Extract the entries in their exact form.
## BEGIN EXTRACTED ENTRIES
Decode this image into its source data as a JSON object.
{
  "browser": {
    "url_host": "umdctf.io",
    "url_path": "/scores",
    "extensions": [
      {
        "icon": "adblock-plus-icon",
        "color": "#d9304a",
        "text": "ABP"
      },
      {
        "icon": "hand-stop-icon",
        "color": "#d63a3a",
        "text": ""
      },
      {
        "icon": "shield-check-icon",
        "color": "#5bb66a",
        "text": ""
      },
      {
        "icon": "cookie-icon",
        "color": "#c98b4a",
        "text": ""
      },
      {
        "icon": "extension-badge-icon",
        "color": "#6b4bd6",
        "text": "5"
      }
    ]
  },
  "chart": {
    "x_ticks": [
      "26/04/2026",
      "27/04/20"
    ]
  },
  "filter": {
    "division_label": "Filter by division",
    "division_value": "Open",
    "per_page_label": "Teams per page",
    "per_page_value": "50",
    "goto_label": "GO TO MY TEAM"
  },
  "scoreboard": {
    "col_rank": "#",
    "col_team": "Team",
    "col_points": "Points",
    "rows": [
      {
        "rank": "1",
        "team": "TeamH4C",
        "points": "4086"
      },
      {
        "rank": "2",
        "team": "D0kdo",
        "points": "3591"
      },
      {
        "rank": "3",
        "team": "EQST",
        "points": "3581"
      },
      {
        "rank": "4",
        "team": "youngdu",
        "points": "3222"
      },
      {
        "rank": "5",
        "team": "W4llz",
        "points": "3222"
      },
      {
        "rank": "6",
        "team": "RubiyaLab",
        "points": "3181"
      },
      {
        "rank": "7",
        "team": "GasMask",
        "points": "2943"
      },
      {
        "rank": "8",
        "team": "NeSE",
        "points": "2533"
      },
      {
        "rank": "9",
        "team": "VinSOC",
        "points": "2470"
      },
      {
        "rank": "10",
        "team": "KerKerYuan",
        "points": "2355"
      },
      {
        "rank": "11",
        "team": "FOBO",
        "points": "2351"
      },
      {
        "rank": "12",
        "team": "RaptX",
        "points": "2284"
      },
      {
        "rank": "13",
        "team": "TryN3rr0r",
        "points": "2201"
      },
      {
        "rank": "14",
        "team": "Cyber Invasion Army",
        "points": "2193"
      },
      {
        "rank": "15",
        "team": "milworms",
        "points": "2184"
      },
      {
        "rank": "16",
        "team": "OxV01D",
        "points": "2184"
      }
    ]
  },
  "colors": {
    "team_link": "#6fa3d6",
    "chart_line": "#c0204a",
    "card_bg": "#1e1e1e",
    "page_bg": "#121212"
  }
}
## END EXTRACTED ENTRIES
CORRECT OUTPUT:
Decode this image into its source data as a JSON object.
{
  "browser": {
    "url_host": "umdctf.io",
    "url_path": "/scores",
    "extensions": [
      {
        "icon": "adblock-plus-icon",
        "color": "#d9304a",
        "text": "ABP"
      },
      {
        "icon": "hand-stop-icon",
        "color": "#d63a3a",
        "text": ""
      },
      {
        "icon": "shield-check-icon",
        "color": "#5bb66a",
        "text": ""
      },
      {
        "icon": "cookie-icon",
        "color": "#c98b4a",
        "text": ""
      },
      {
        "icon": "extension-badge-icon",
        "color": "#6b4bd6",
        "text": "5"
      }
    ]
  },
  "chart": {
    "x_ticks": [
      "26/04/2026",
      "27/04/20"
    ]
  },
  "filter": {
    "division_label": "Filter by division",
    "division_value": "Open",
    "per_page_label": "Teams per page",
    "per_page_value": "50",
    "goto_label": "GO TO MY TEAM"
  },
  "scoreboard": {
    "col_rank": "#",
    "col_team": "Team",
    "col_points": "Points",
    "rows": [
      {
        "rank": "1",
        "team": "TeamH4C",
        "points": "4086"
      },
      {
        "rank": "2",
        "team": "D0kdo",
        "points": "3591"
      },
      {
        "rank": "3",
        "team": "EQST",
        "points": "3581"
      },
      {
        "rank": "4",
        "team": "youngdu",
        "points": "3222"
      },
      {
        "rank": "5",
        "team": "W4llz",
        "points": "3222"
      },
      {
        "rank": "6",
        "team": "RubiyaLab",
        "points": "3181"
      },
      {
        "rank": "7",
        "team": "GasMask",
        "points": "2943"
      },
      {
        "rank": "8",
        "team": "NeSE",
        "points": "2533"
      },
      {
        "rank": "9",
        "team": "VinSOC",
        "points": "2470"
      },
      {
        "rank": "10",
        "team": "KerKerYuan",
        "points": "2355"
      },
      {
        "rank": "11",
        "team": "FOBO",
        "points": "2351"
      },
      {
        "rank": "12",
        "team": "RaptX",
        "points": "2284"
      },
      {
        "rank": "13",
        "team": "TryN3rr0r",
        "points": "2201"
      },
      {
        "rank": "14",
        "team": "Cyber Invasion Army",
        "points": "2193"
      },
      {
        "rank": "15",
        "team": "milworms",
        "points": "2184"
      },
      {
        "rank": "16",
        "team": "OxV01D",
        "points": "2184"
      }
    ]
  },
  "colors": {
    "team_link": "#6fa3d6",
    "chart_line": "#c0204a",
    "card_bg": "#1e1e1e",
    "page_bg": "#121212"
  }
}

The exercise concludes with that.